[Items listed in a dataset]
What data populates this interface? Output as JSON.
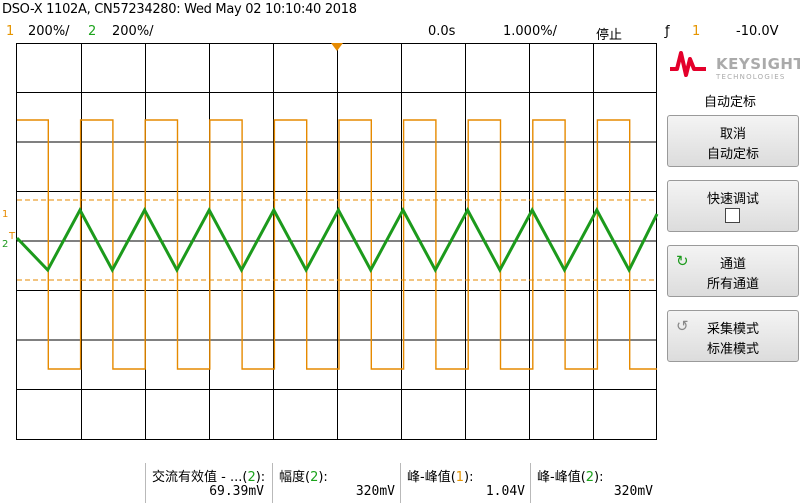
{
  "title": "DSO-X 1102A, CN57234280: Wed May 02 10:10:40 2018",
  "status": {
    "ch1_num": "1",
    "ch1_scale": "200%/",
    "ch2_num": "2",
    "ch2_scale": "200%/",
    "time_offset": "0.0s",
    "time_base": "1.000%/",
    "run_state": "停止",
    "trigger_icon": "ƒ",
    "trigger_source": "1",
    "trigger_level": "-10.0V"
  },
  "scope": {
    "colors": {
      "ch1": "#e68a00",
      "ch2": "#1c9a1c",
      "grid": "#000000"
    },
    "ch1_marker": "1",
    "ch2_marker": "2",
    "trigger_marker": "T"
  },
  "sidebar": {
    "logo": "KEYSIGHT",
    "logo_sub": "TECHNOLOGIES",
    "menu_title": "自动定标",
    "keys": [
      {
        "line1": "取消",
        "line2": "自动定标"
      },
      {
        "line1": "快速调试",
        "line2": ""
      },
      {
        "icon": "rotate-arrow-icon",
        "line1": "通道",
        "line2": "所有通道"
      },
      {
        "icon": "undo-arrow-icon",
        "line1": "采集模式",
        "line2": "标准模式"
      }
    ]
  },
  "measurements": [
    {
      "label_prefix": "交流有效值 - ...(",
      "channel": "2",
      "label_suffix": "):",
      "value": "69.39mV"
    },
    {
      "label_prefix": "幅度(",
      "channel": "2",
      "label_suffix": "):",
      "value": "320mV"
    },
    {
      "label_prefix": "峰-峰值(",
      "channel": "1",
      "label_suffix": "):",
      "value": "1.04V"
    },
    {
      "label_prefix": "峰-峰值(",
      "channel": "2",
      "label_suffix": "):",
      "value": "320mV"
    }
  ]
}
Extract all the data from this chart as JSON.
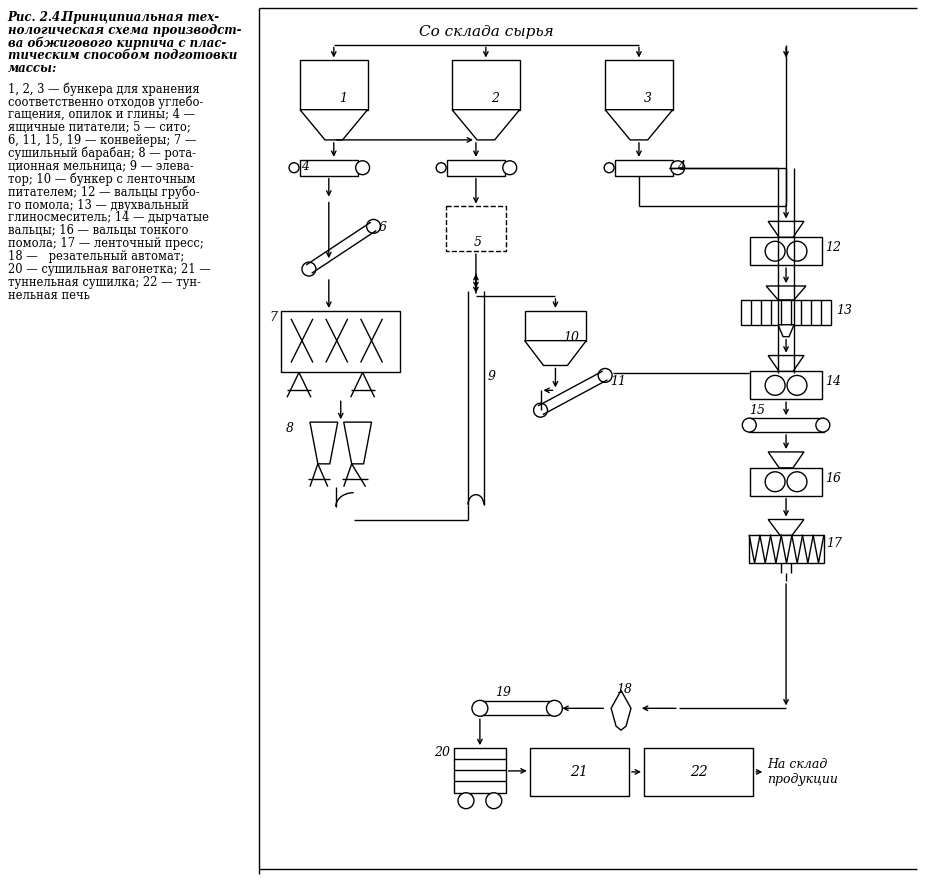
{
  "bg_color": "#ffffff",
  "line_color": "#000000",
  "title_header": "Рис. 2.4.  Принципиальная тех-\nнологическая схема производст-\nва обжигового кирпича с плас-\nтическим способом подготовки\nмассы:",
  "legend_body": "1, 2, 3 — бункера для хранения\nсоответственно отходов углебо-\nгащения, опилок и глины; 4 —\nящичные питатели; 5 — сито;\n6, 11, 15, 19 — конвейеры; 7 —\nсушильный барабан; 8 — рота-\nционная мельница; 9 — элева-\nтор; 10 — бункер с ленточным\nпитателем; 12 — вальцы грубо-\nго помола; 13 — двухвальный\nглиносмеситель; 14 — дырчатые\nвальцы; 16 — вальцы тонкооo\nпомола; 17 — ленточный пресс;\n18 —   резательный автомат;\n20 — сушильная вагонетка; 21 —\nтуннельная сушилка; 22 — тун-\nнельная печь",
  "diagram_title": "Со склада сырья",
  "output_text": "На склад\nпродукции"
}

TASK DIRECTIONS
Keep the pictures out and write out the records exactly.

FINISHED ANSWER
What data populates this interface? Output as JSON.
{
  "title": "DSO-X 1102A, CN57234280: Wed May 02 10:10:40 2018",
  "status": {
    "ch1_num": "1",
    "ch1_scale": "200%/",
    "ch2_num": "2",
    "ch2_scale": "200%/",
    "time_offset": "0.0s",
    "time_base": "1.000%/",
    "run_state": "停止",
    "trigger_icon": "ƒ",
    "trigger_source": "1",
    "trigger_level": "-10.0V"
  },
  "scope": {
    "colors": {
      "ch1": "#e68a00",
      "ch2": "#1c9a1c",
      "grid": "#000000"
    },
    "ch1_marker": "1",
    "ch2_marker": "2",
    "trigger_marker": "T"
  },
  "sidebar": {
    "logo": "KEYSIGHT",
    "logo_sub": "TECHNOLOGIES",
    "menu_title": "自动定标",
    "keys": [
      {
        "line1": "取消",
        "line2": "自动定标"
      },
      {
        "line1": "快速调试",
        "line2": ""
      },
      {
        "icon": "rotate-arrow-icon",
        "line1": "通道",
        "line2": "所有通道"
      },
      {
        "icon": "undo-arrow-icon",
        "line1": "采集模式",
        "line2": "标准模式"
      }
    ]
  },
  "measurements": [
    {
      "label_prefix": "交流有效值 - ...(",
      "channel": "2",
      "label_suffix": "):",
      "value": "69.39mV"
    },
    {
      "label_prefix": "幅度(",
      "channel": "2",
      "label_suffix": "):",
      "value": "320mV"
    },
    {
      "label_prefix": "峰-峰值(",
      "channel": "1",
      "label_suffix": "):",
      "value": "1.04V"
    },
    {
      "label_prefix": "峰-峰值(",
      "channel": "2",
      "label_suffix": "):",
      "value": "320mV"
    }
  ]
}
Extract all the data from this chart as JSON.
{
  "bg_color": "#ffffff",
  "line_color": "#000000",
  "title_header": "Рис. 2.4.  Принципиальная тех-\nнологическая схема производст-\nва обжигового кирпича с плас-\nтическим способом подготовки\nмассы:",
  "legend_body": "1, 2, 3 — бункера для хранения\nсоответственно отходов углебо-\nгащения, опилок и глины; 4 —\nящичные питатели; 5 — сито;\n6, 11, 15, 19 — конвейеры; 7 —\nсушильный барабан; 8 — рота-\nционная мельница; 9 — элева-\nтор; 10 — бункер с ленточным\nпитателем; 12 — вальцы грубо-\nго помола; 13 — двухвальный\nглиносмеситель; 14 — дырчатые\nвальцы; 16 — вальцы тонкооo\nпомола; 17 — ленточный пресс;\n18 —   резательный автомат;\n20 — сушильная вагонетка; 21 —\nтуннельная сушилка; 22 — тун-\nнельная печь",
  "diagram_title": "Со склада сырья",
  "output_text": "На склад\nпродукции"
}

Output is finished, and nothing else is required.